INSTRUCTIONS TO FOLLOW: Reproduce the records below exactly as they appear, omitting any pictures they contain.

RECORDS TO PROCESS:
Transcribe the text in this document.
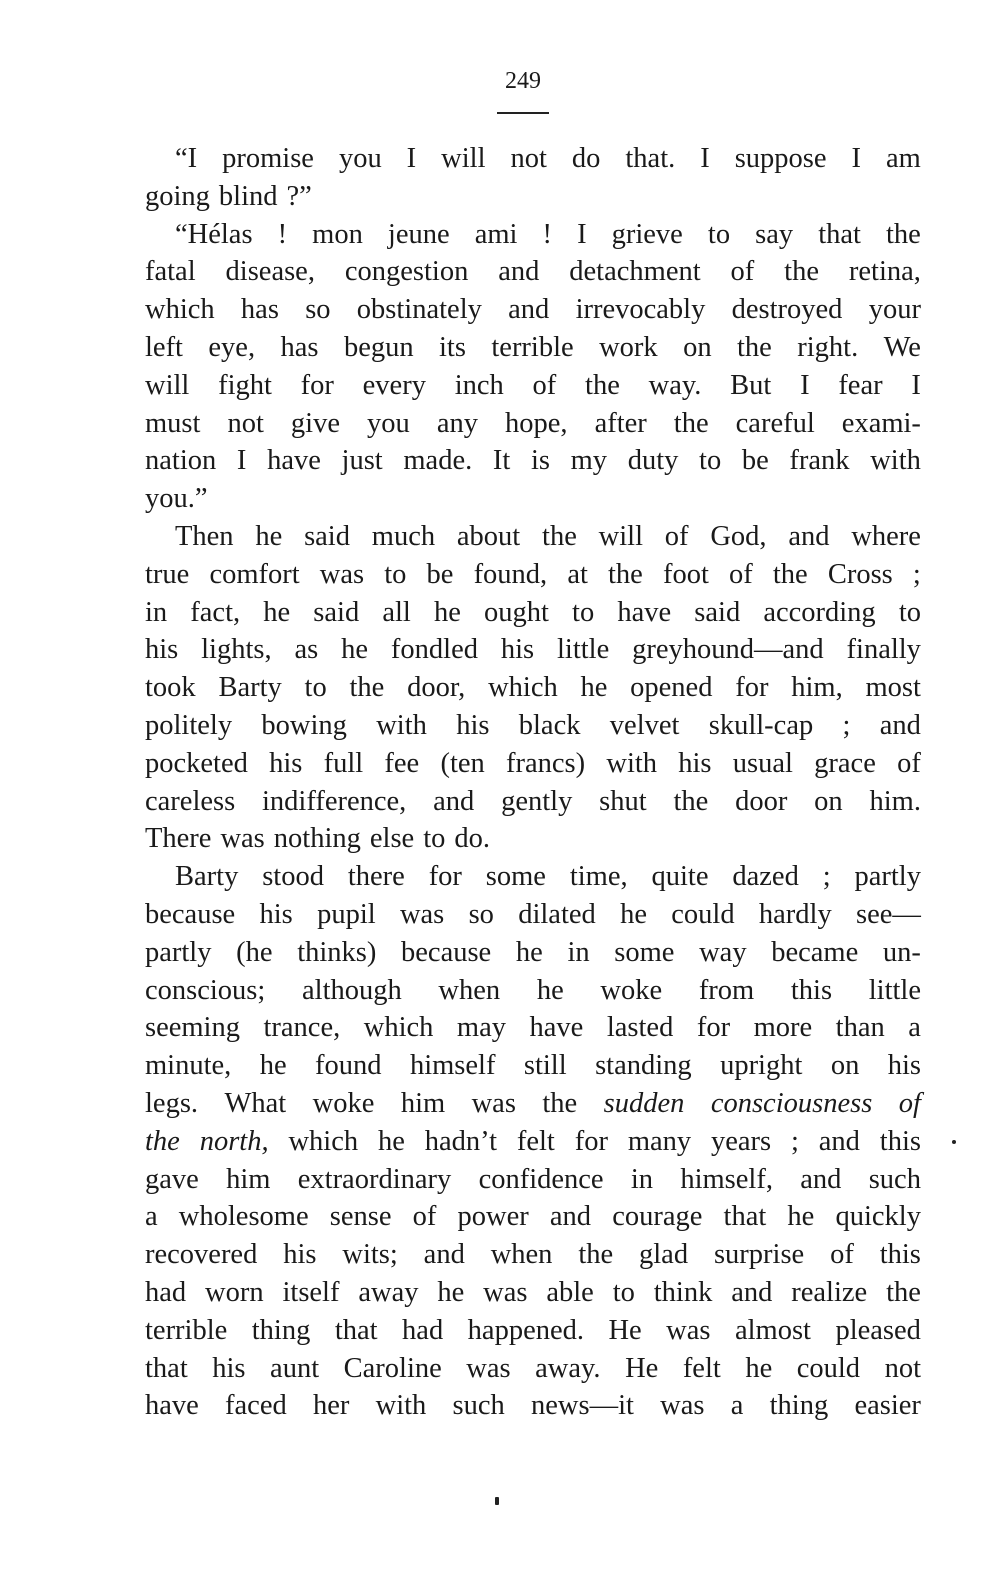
249
“I promise you I will not do that. I suppose I am
going blind ?”
“Hélas ! mon jeune ami ! I grieve to say that the
fatal disease, congestion and detachment of the retina,
which has so obstinately and irrevocably destroyed your
left eye, has begun its terrible work on the right. We
will fight for every inch of the way. But I fear I
must not give you any hope, after the careful exami-
nation I have just made. It is my duty to be frank with
you.”
Then he said much about the will of God, and where
true comfort was to be found, at the foot of the Cross ;
in fact, he said all he ought to have said according to
his lights, as he fondled his little greyhound—and finally
took Barty to the door, which he opened for him, most
politely bowing with his black velvet skull-cap ; and
pocketed his full fee (ten francs) with his usual grace of
careless indifference, and gently shut the door on him.
There was nothing else to do.
Barty stood there for some time, quite dazed ; partly
because his pupil was so dilated he could hardly see—
partly (he thinks) because he in some way became un-
conscious; although when he woke from this little
seeming trance, which may have lasted for more than a
minute, he found himself still standing upright on his
legs. What woke him was the sudden consciousness of
the north, which he hadn’t felt for many years ; and this
gave him extraordinary confidence in himself, and such
a wholesome sense of power and courage that he quickly
recovered his wits; and when the glad surprise of this
had worn itself away he was able to think and realize the
terrible thing that had happened. He was almost pleased
that his aunt Caroline was away. He felt he could not
have faced her with such news—it was a thing easier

COMPLETED TASK:
Transcribe the text in this document.
249
“I promise you I will not do that. I suppose I am
going blind ?”
“Hélas ! mon jeune ami ! I grieve to say that the
fatal disease, congestion and detachment of the retina,
which has so obstinately and irrevocably destroyed your
left eye, has begun its terrible work on the right. We
will fight for every inch of the way. But I fear I
must not give you any hope, after the careful exami-
nation I have just made. It is my duty to be frank with
you.”
Then he said much about the will of God, and where
true comfort was to be found, at the foot of the Cross ;
in fact, he said all he ought to have said according to
his lights, as he fondled his little greyhound—and finally
took Barty to the door, which he opened for him, most
politely bowing with his black velvet skull-cap ; and
pocketed his full fee (ten francs) with his usual grace of
careless indifference, and gently shut the door on him.
There was nothing else to do.
Barty stood there for some time, quite dazed ; partly
because his pupil was so dilated he could hardly see—
partly (he thinks) because he in some way became un-
conscious; although when he woke from this little
seeming trance, which may have lasted for more than a
minute, he found himself still standing upright on his
legs. What woke him was the sudden consciousness of
the north, which he hadn’t felt for many years ; and this
gave him extraordinary confidence in himself, and such
a wholesome sense of power and courage that he quickly
recovered his wits; and when the glad surprise of this
had worn itself away he was able to think and realize the
terrible thing that had happened. He was almost pleased
that his aunt Caroline was away. He felt he could not
have faced her with such news—it was a thing easier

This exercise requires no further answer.